Stated task
Repeat only the lines below from the one that contains "Output the text content of this document." through the final line, exactly. Omit pictures.

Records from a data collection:
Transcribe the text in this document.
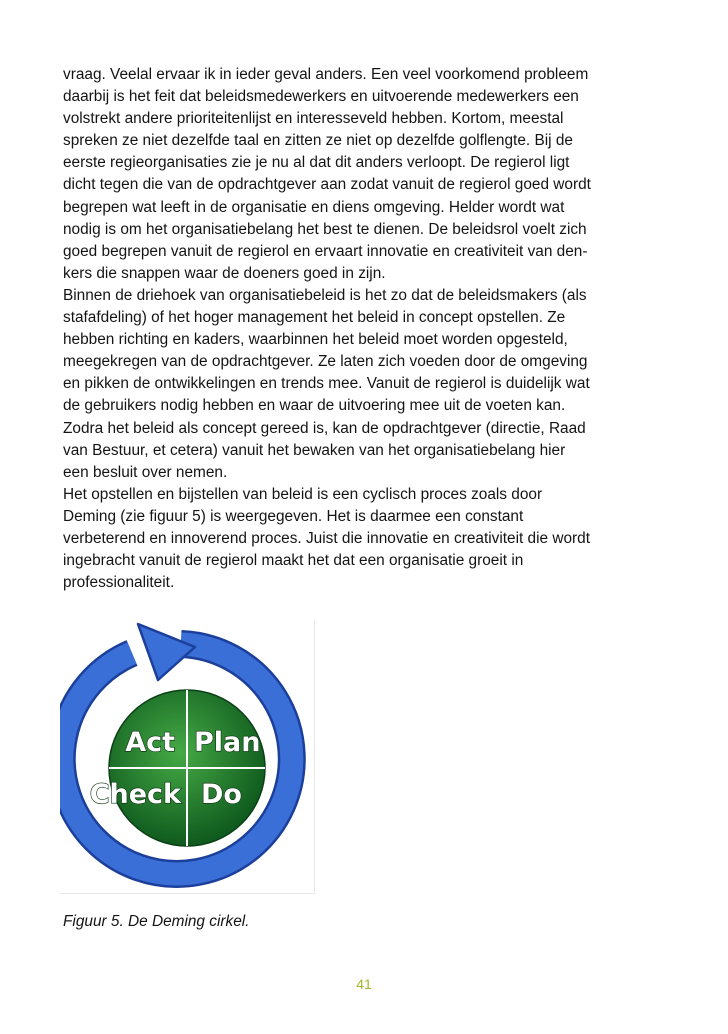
vraag. Veelal ervaar ik in ieder geval anders. Een veel voorkomend probleem
daarbij is het feit dat beleidsmedewerkers en uitvoerende medewerkers een
volstrekt andere prioriteitenlijst en interesseveld hebben. Kortom, meestal
spreken ze niet dezelfde taal en zitten ze niet op dezelfde golflengte. Bij de
eerste regieorganisaties zie je nu al dat dit anders verloopt. De regierol ligt
dicht tegen die van de opdrachtgever aan zodat vanuit de regierol goed wordt
begrepen wat leeft in de organisatie en diens omgeving. Helder wordt wat
nodig is om het organisatiebelang het best te dienen. De beleidsrol voelt zich
goed begrepen vanuit de regierol en ervaart innovatie en creativiteit van den-
kers die snappen waar de doeners goed in zijn.
Binnen de driehoek van organisatiebeleid is het zo dat de beleidsmakers (als
stafafdeling) of het hoger management het beleid in concept opstellen. Ze
hebben richting en kaders, waarbinnen het beleid moet worden opgesteld,
meegekregen van de opdrachtgever. Ze laten zich voeden door de omgeving
en pikken de ontwikkelingen en trends mee. Vanuit de regierol is duidelijk wat
de gebruikers nodig hebben en waar de uitvoering mee uit de voeten kan.
Zodra het beleid als concept gereed is, kan de opdrachtgever (directie, Raad
van Bestuur, et cetera) vanuit het bewaken van het organisatiebelang hier
een besluit over nemen.
Het opstellen en bijstellen van beleid is een cyclisch proces zoals door
Deming (zie figuur 5) is weergegeven. Het is daarmee een constant
verbeterend en innoverend proces. Juist die innovatie en creativiteit die wordt
ingebracht vanuit de regierol maakt het dat een organisatie groeit in
professionaliteit.
Act Plan
Check Do
Figuur 5. De Deming cirkel.
41
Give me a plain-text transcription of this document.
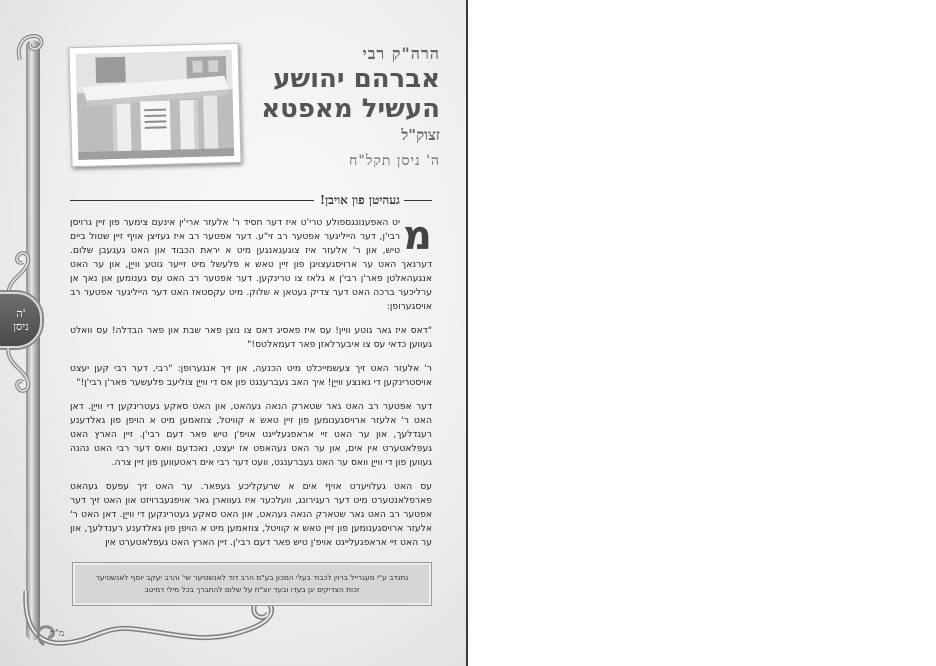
ה'
ניסן
הרה"ק רבי
אברהם יהושע
העשיל מאפטא
זצוק"ל
ה' ניסן תקל"ח
געהיטן פון אויבן!

מ
יט האפענונגספולע טרי'ט איז דער חסיד ר' אלעזר ארי'ין אינעם צימער פון זיין גרויסן רבי'ן, דער הייליגער אפטער רב זי"ע. דער אפטער רב איז געזיצן אויף זיין שטול ביים טיש, און ר' אלעזר איז צוגעגאנגען מיט א יראת הכבוד און האט געגעבן שלום. דערנאך האט ער ארויסגעצויגן פון זיין טאש א פלעשל מיט זייער גוטע ווייַן, און ער האט אנגעהאלטן פאר'ן רבי'ן א גלאז צו טרינקען. דער אפטער רב האט עס גענומען און נאך אן ערליכער ברכה האט דער צדיק געטאן א שלוק. מיט עקסטאז האט דער הייליגער אפטער רב אויסגערופן:

"דאס איז גאר גוטע וויין! עס איז פאסיג דאס צו נוצן פאר שבת און פאר הבדלה! עס וואלט געווען כדאי עס צו איבערלאזן פאר דעמאלטס!"

ר' אלעזר האט זיך צעשמייכלט מיט הכנעה, און זיך אנגערופן: "רבי, דער רבי קען יעצט אויסטרינקען די גאנצע ווייַן! איך האב געברענגט פון אס די ווייַן צוליעב פלעשער פאר'ן רבי'ן!"

דער אפטער רב האט גאר שטארק הנאה געהאט, און האט סאקע געטרינקען די ווייַן. דאן האט ר' אלעזר ארויסגענומען פון זיין טאש א קוויטל, צוזאמען מיט א הויפן פון גאלדענע רענדלעך, און ער האט זיי אראפגעלייגט אויפ'ן טיש פאר דעם רבי'ן. זיין הארץ האט געפלאטערט אין אים, און ער האט געהאפט אז יעצט, נאכדעם וואס דער רבי האט נהנה געווען פון די ווייַן וואס ער האט געברענגט, וועט דער רבי אים ראטעווען פון זיין צרה.

עס האט געלויערט אויף אים א שרעקליכע געפאר. ער האט זיך עפעס געהאט פארפלאנטערט מיט דער רעגירונג, וועלכער איז געווארן גאר אויפגעברויזט און האט זיך דער אפטער רב האט גאר שטארק הנאה געהאט, און האט סאקע געטרינקען די ווייַן. דאן האט ר' אלעזר ארויסגענומען פון זיין טאש א קוויטל, צוזאמען מיט א הויפן פון גאלדענע רענדלעך, און ער האט זיי אראפגעלייגט אויפ'ן טיש פאר דעם רבי'ן. זיין הארץ האט געפלאטערט אין

נתנדב ע"י מעגרייל ברוין לכבוד בעלי המכון בע"מ הרב דוד לאנשטיער שי' והרב יעקב יוסף לאנשטיער
זכות הצדיקים יגן בעדו ובעד יוצ"ח על שלום להתברך בכל מילי דמיטב
מ"ח
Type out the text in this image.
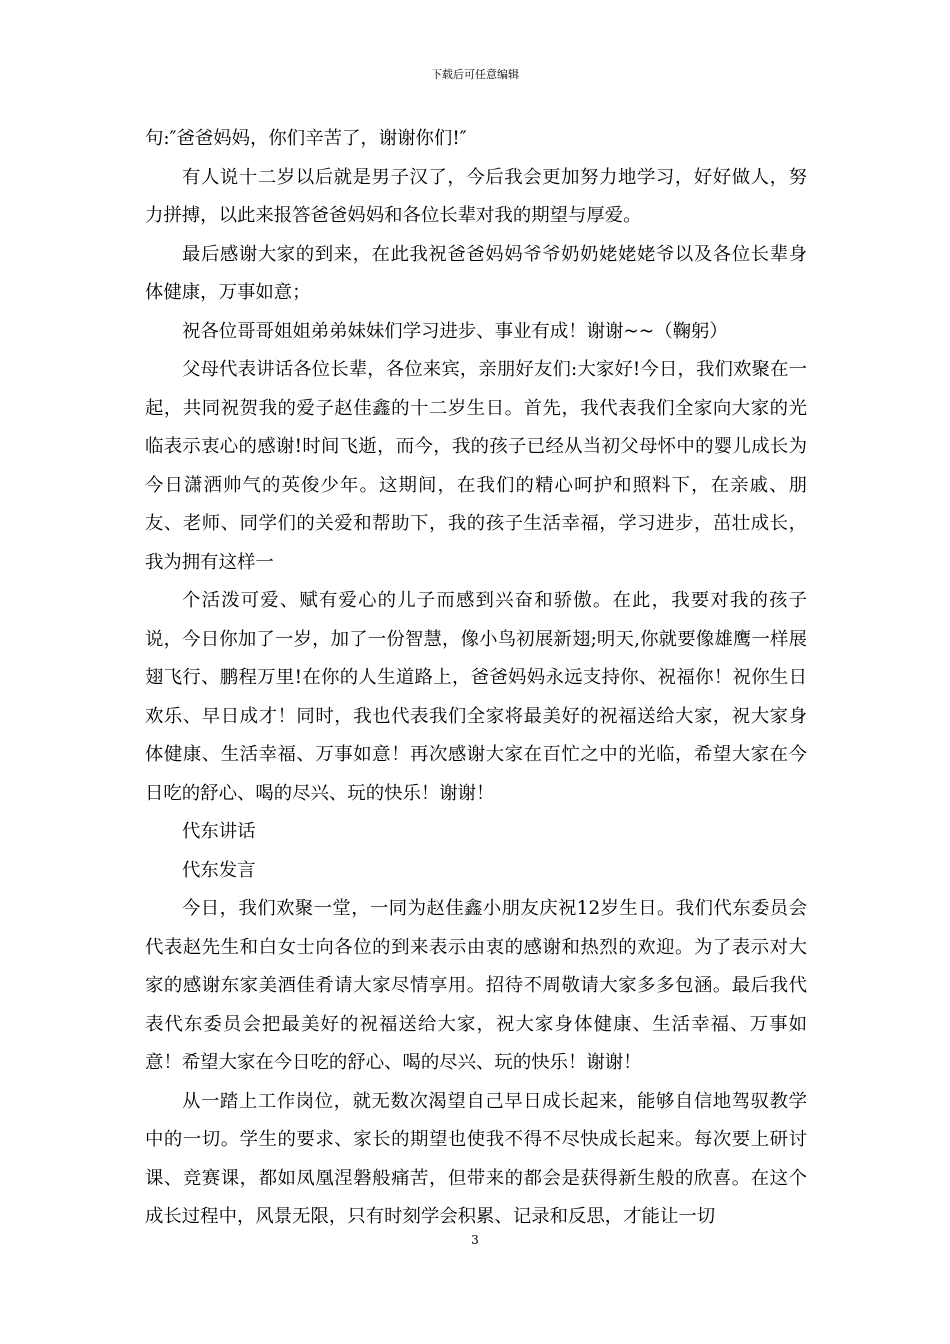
下载后可任意编辑

句:″爸爸妈妈，你们辛苦了，谢谢你们!″

有人说十二岁以后就是男子汉了，今后我会更加努力地学习，好好做人，努力拼搏，以此来报答爸爸妈妈和各位长辈对我的期望与厚爱。

最后感谢大家的到来，在此我祝爸爸妈妈爷爷奶奶姥姥姥爷以及各位长辈身体健康，万事如意；

祝各位哥哥姐姐弟弟妹妹们学习进步、事业有成！谢谢~~（鞠躬）

父母代表讲话各位长辈，各位来宾，亲朋好友们:大家好!今日，我们欢聚在一起，共同祝贺我的爱子赵佳鑫的十二岁生日。首先，我代表我们全家向大家的光临表示衷心的感谢!时间飞逝，而今，我的孩子已经从当初父母怀中的婴儿成长为今日潇洒帅气的英俊少年。这期间，在我们的精心呵护和照料下，在亲戚、朋友、老师、同学们的关爱和帮助下，我的孩子生活幸福，学习进步，茁壮成长，我为拥有这样一

个活泼可爱、赋有爱心的儿子而感到兴奋和骄傲。在此，我要对我的孩子说，今日你加了一岁，加了一份智慧，像小鸟初展新翅;明天,你就要像雄鹰一样展翅飞行、鹏程万里!在你的人生道路上，爸爸妈妈永远支持你、祝福你！祝你生日欢乐、早日成才！同时，我也代表我们全家将最美好的祝福送给大家，祝大家身体健康、生活幸福、万事如意！再次感谢大家在百忙之中的光临，希望大家在今日吃的舒心、喝的尽兴、玩的快乐！谢谢！

代东讲话

代东发言

今日，我们欢聚一堂，一同为赵佳鑫小朋友庆祝12岁生日。我们代东委员会代表赵先生和白女士向各位的到来表示由衷的感谢和热烈的欢迎。为了表示对大家的感谢东家美酒佳肴请大家尽情享用。招待不周敬请大家多多包涵。最后我代表代东委员会把最美好的祝福送给大家，祝大家身体健康、生活幸福、万事如意！希望大家在今日吃的舒心、喝的尽兴、玩的快乐！谢谢！

从一踏上工作岗位，就无数次渴望自己早日成长起来，能够自信地驾驭教学中的一切。学生的要求、家长的期望也使我不得不尽快成长起来。每次要上研讨课、竞赛课，都如凤凰涅磐般痛苦，但带来的都会是获得新生般的欣喜。在这个成长过程中，风景无限，只有时刻学会积累、记录和反思，才能让一切

3
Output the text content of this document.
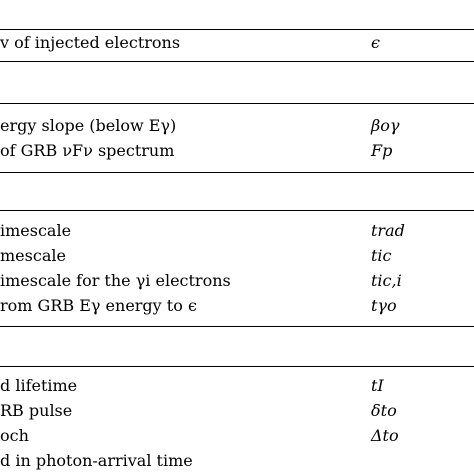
v of injected electrons	ϵ
ergy slope (below Eγ)	βoγ
of GRB νFν spectrum	Fp
imescale	trad
mescale	tic
imescale for the γi electrons	tic,i
rom GRB Eγ energy to ϵ	tγo
d lifetime	tI
RB pulse	δto
och	Δto
d in photon-arrival time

Problem solution
Output the text content of this document.
v of injected electrons	ϵ
ergy slope (below Eγ)	βoγ
of GRB νFν spectrum	Fp
imescale	trad
mescale	tic
imescale for the γi electrons	tic,i
rom GRB Eγ energy to ϵ	tγo
d lifetime	tI
RB pulse	δto
och	Δto
d in photon-arrival time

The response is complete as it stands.